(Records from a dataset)
○ ○ ○ ○ ○

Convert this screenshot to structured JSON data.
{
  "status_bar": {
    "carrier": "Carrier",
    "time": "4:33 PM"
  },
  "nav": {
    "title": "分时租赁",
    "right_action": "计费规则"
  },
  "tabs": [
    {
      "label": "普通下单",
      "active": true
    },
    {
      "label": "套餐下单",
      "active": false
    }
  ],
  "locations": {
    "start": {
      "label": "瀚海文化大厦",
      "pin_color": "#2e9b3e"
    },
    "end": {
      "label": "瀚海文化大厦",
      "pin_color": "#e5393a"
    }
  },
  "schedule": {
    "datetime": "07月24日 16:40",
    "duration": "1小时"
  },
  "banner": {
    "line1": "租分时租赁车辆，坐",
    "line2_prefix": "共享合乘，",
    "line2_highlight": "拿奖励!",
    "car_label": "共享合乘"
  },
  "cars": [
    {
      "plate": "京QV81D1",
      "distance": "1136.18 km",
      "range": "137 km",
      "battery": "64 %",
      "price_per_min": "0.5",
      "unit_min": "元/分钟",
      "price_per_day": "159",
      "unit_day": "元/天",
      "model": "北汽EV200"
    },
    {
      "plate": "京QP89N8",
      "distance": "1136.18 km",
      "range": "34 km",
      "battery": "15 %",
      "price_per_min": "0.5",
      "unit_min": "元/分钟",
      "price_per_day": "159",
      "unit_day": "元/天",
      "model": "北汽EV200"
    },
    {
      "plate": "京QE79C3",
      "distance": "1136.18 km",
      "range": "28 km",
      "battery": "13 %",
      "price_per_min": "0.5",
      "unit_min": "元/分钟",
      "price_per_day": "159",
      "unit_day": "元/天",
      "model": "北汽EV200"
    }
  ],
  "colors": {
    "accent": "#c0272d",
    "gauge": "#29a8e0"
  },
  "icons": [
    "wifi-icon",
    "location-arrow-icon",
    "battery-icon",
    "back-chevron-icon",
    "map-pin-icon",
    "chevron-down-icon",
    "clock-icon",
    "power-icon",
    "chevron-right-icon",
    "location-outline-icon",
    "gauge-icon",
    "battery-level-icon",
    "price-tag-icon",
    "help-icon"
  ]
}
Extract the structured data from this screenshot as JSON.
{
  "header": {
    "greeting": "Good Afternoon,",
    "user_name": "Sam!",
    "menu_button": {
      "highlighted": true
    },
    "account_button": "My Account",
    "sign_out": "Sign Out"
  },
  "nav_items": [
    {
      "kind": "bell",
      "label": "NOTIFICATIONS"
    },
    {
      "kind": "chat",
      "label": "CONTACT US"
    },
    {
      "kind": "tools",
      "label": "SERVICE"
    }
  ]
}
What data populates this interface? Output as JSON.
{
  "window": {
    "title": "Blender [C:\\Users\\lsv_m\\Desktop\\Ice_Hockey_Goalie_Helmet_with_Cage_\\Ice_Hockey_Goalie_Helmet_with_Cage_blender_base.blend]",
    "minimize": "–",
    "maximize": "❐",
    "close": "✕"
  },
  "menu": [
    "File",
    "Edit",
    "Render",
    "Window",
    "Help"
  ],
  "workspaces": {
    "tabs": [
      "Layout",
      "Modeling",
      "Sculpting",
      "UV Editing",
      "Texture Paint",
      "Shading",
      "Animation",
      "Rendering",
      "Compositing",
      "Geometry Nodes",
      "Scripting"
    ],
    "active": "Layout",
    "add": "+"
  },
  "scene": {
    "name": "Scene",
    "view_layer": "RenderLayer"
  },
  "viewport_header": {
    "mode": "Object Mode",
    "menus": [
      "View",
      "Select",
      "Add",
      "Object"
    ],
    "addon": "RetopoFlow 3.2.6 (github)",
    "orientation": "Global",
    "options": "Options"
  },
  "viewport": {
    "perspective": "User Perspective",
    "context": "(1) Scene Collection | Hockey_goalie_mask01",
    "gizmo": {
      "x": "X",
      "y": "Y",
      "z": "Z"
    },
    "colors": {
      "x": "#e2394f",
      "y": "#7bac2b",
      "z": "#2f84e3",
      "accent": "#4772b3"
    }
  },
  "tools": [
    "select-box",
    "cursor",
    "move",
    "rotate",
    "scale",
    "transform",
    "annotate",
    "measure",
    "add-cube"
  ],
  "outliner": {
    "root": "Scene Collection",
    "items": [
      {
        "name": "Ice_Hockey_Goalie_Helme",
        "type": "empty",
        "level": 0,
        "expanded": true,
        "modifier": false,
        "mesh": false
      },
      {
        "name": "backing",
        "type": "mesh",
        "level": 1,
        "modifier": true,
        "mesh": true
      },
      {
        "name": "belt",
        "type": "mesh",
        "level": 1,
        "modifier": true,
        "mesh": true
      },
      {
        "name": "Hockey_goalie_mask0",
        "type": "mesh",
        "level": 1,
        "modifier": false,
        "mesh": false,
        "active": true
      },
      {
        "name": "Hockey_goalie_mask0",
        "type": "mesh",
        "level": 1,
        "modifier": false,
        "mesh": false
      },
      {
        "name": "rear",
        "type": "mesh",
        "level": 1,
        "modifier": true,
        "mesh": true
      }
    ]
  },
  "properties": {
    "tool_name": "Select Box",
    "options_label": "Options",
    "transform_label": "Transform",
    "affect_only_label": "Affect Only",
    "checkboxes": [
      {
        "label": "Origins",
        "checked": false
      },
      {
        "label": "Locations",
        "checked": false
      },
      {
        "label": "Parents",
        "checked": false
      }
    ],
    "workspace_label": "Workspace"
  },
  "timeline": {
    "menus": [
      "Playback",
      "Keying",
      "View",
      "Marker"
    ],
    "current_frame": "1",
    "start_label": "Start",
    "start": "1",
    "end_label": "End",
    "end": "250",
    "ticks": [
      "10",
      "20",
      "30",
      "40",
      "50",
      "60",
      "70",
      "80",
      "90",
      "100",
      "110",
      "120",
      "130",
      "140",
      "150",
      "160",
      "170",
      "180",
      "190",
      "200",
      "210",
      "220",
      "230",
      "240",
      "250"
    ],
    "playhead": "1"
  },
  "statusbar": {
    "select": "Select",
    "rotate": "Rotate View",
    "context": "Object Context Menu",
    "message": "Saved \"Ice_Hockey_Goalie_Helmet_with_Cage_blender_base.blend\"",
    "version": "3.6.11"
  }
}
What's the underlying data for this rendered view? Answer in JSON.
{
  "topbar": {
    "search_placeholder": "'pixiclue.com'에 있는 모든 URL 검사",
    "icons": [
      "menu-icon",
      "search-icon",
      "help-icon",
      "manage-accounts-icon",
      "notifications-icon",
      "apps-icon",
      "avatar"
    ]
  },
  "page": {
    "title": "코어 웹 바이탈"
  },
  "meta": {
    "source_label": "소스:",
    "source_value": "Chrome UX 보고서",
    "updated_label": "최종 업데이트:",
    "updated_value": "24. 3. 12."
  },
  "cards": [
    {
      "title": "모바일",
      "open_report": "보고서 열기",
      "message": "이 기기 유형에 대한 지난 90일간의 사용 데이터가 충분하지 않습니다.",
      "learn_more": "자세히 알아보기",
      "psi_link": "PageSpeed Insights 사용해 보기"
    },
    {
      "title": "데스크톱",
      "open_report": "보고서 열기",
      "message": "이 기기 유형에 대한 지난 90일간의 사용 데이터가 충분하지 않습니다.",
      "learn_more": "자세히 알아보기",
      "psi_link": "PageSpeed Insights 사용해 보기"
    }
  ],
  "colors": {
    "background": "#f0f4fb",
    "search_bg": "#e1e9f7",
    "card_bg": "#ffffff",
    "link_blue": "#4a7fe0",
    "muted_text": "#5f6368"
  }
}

○ ○ ○ ○ ○

**What the exercise asks**
Give the listing again, word for word.

**Response to the exercise**
Convert this screenshot to structured JSON data.
{
  "status_bar": {
    "carrier": "Carrier",
    "time": "4:33 PM"
  },
  "nav": {
    "title": "分时租赁",
    "right_action": "计费规则"
  },
  "tabs": [
    {
      "label": "普通下单",
      "active": true
    },
    {
      "label": "套餐下单",
      "active": false
    }
  ],
  "locations": {
    "start": {
      "label": "瀚海文化大厦",
      "pin_color": "#2e9b3e"
    },
    "end": {
      "label": "瀚海文化大厦",
      "pin_color": "#e5393a"
    }
  },
  "schedule": {
    "datetime": "07月24日 16:40",
    "duration": "1小时"
  },
  "banner": {
    "line1": "租分时租赁车辆，坐",
    "line2_prefix": "共享合乘，",
    "line2_highlight": "拿奖励!",
    "car_label": "共享合乘"
  },
  "cars": [
    {
      "plate": "京QV81D1",
      "distance": "1136.18 km",
      "range": "137 km",
      "battery": "64 %",
      "price_per_min": "0.5",
      "unit_min": "元/分钟",
      "price_per_day": "159",
      "unit_day": "元/天",
      "model": "北汽EV200"
    },
    {
      "plate": "京QP89N8",
      "distance": "1136.18 km",
      "range": "34 km",
      "battery": "15 %",
      "price_per_min": "0.5",
      "unit_min": "元/分钟",
      "price_per_day": "159",
      "unit_day": "元/天",
      "model": "北汽EV200"
    },
    {
      "plate": "京QE79C3",
      "distance": "1136.18 km",
      "range": "28 km",
      "battery": "13 %",
      "price_per_min": "0.5",
      "unit_min": "元/分钟",
      "price_per_day": "159",
      "unit_day": "元/天",
      "model": "北汽EV200"
    }
  ],
  "colors": {
    "accent": "#c0272d",
    "gauge": "#29a8e0"
  },
  "icons": [
    "wifi-icon",
    "location-arrow-icon",
    "battery-icon",
    "back-chevron-icon",
    "map-pin-icon",
    "chevron-down-icon",
    "clock-icon",
    "power-icon",
    "chevron-right-icon",
    "location-outline-icon",
    "gauge-icon",
    "battery-level-icon",
    "price-tag-icon",
    "help-icon"
  ]
}
Extract the structured data from this screenshot as JSON.
{
  "header": {
    "greeting": "Good Afternoon,",
    "user_name": "Sam!",
    "menu_button": {
      "highlighted": true
    },
    "account_button": "My Account",
    "sign_out": "Sign Out"
  },
  "nav_items": [
    {
      "kind": "bell",
      "label": "NOTIFICATIONS"
    },
    {
      "kind": "chat",
      "label": "CONTACT US"
    },
    {
      "kind": "tools",
      "label": "SERVICE"
    }
  ]
}
What data populates this interface? Output as JSON.
{
  "window": {
    "title": "Blender [C:\\Users\\lsv_m\\Desktop\\Ice_Hockey_Goalie_Helmet_with_Cage_\\Ice_Hockey_Goalie_Helmet_with_Cage_blender_base.blend]",
    "minimize": "–",
    "maximize": "❐",
    "close": "✕"
  },
  "menu": [
    "File",
    "Edit",
    "Render",
    "Window",
    "Help"
  ],
  "workspaces": {
    "tabs": [
      "Layout",
      "Modeling",
      "Sculpting",
      "UV Editing",
      "Texture Paint",
      "Shading",
      "Animation",
      "Rendering",
      "Compositing",
      "Geometry Nodes",
      "Scripting"
    ],
    "active": "Layout",
    "add": "+"
  },
  "scene": {
    "name": "Scene",
    "view_layer": "RenderLayer"
  },
  "viewport_header": {
    "mode": "Object Mode",
    "menus": [
      "View",
      "Select",
      "Add",
      "Object"
    ],
    "addon": "RetopoFlow 3.2.6 (github)",
    "orientation": "Global",
    "options": "Options"
  },
  "viewport": {
    "perspective": "User Perspective",
    "context": "(1) Scene Collection | Hockey_goalie_mask01",
    "gizmo": {
      "x": "X",
      "y": "Y",
      "z": "Z"
    },
    "colors": {
      "x": "#e2394f",
      "y": "#7bac2b",
      "z": "#2f84e3",
      "accent": "#4772b3"
    }
  },
  "tools": [
    "select-box",
    "cursor",
    "move",
    "rotate",
    "scale",
    "transform",
    "annotate",
    "measure",
    "add-cube"
  ],
  "outliner": {
    "root": "Scene Collection",
    "items": [
      {
        "name": "Ice_Hockey_Goalie_Helme",
        "type": "empty",
        "level": 0,
        "expanded": true,
        "modifier": false,
        "mesh": false
      },
      {
        "name": "backing",
        "type": "mesh",
        "level": 1,
        "modifier": true,
        "mesh": true
      },
      {
        "name": "belt",
        "type": "mesh",
        "level": 1,
        "modifier": true,
        "mesh": true
      },
      {
        "name": "Hockey_goalie_mask0",
        "type": "mesh",
        "level": 1,
        "modifier": false,
        "mesh": false,
        "active": true
      },
      {
        "name": "Hockey_goalie_mask0",
        "type": "mesh",
        "level": 1,
        "modifier": false,
        "mesh": false
      },
      {
        "name": "rear",
        "type": "mesh",
        "level": 1,
        "modifier": true,
        "mesh": true
      }
    ]
  },
  "properties": {
    "tool_name": "Select Box",
    "options_label": "Options",
    "transform_label": "Transform",
    "affect_only_label": "Affect Only",
    "checkboxes": [
      {
        "label": "Origins",
        "checked": false
      },
      {
        "label": "Locations",
        "checked": false
      },
      {
        "label": "Parents",
        "checked": false
      }
    ],
    "workspace_label": "Workspace"
  },
  "timeline": {
    "menus": [
      "Playback",
      "Keying",
      "View",
      "Marker"
    ],
    "current_frame": "1",
    "start_label": "Start",
    "start": "1",
    "end_label": "End",
    "end": "250",
    "ticks": [
      "10",
      "20",
      "30",
      "40",
      "50",
      "60",
      "70",
      "80",
      "90",
      "100",
      "110",
      "120",
      "130",
      "140",
      "150",
      "160",
      "170",
      "180",
      "190",
      "200",
      "210",
      "220",
      "230",
      "240",
      "250"
    ],
    "playhead": "1"
  },
  "statusbar": {
    "select": "Select",
    "rotate": "Rotate View",
    "context": "Object Context Menu",
    "message": "Saved \"Ice_Hockey_Goalie_Helmet_with_Cage_blender_base.blend\"",
    "version": "3.6.11"
  }
}
What's the underlying data for this rendered view? Answer in JSON.
{
  "topbar": {
    "search_placeholder": "'pixiclue.com'에 있는 모든 URL 검사",
    "icons": [
      "menu-icon",
      "search-icon",
      "help-icon",
      "manage-accounts-icon",
      "notifications-icon",
      "apps-icon",
      "avatar"
    ]
  },
  "page": {
    "title": "코어 웹 바이탈"
  },
  "meta": {
    "source_label": "소스:",
    "source_value": "Chrome UX 보고서",
    "updated_label": "최종 업데이트:",
    "updated_value": "24. 3. 12."
  },
  "cards": [
    {
      "title": "모바일",
      "open_report": "보고서 열기",
      "message": "이 기기 유형에 대한 지난 90일간의 사용 데이터가 충분하지 않습니다.",
      "learn_more": "자세히 알아보기",
      "psi_link": "PageSpeed Insights 사용해 보기"
    },
    {
      "title": "데스크톱",
      "open_report": "보고서 열기",
      "message": "이 기기 유형에 대한 지난 90일간의 사용 데이터가 충분하지 않습니다.",
      "learn_more": "자세히 알아보기",
      "psi_link": "PageSpeed Insights 사용해 보기"
    }
  ],
  "colors": {
    "background": "#f0f4fb",
    "search_bg": "#e1e9f7",
    "card_bg": "#ffffff",
    "link_blue": "#4a7fe0",
    "muted_text": "#5f6368"
  }
}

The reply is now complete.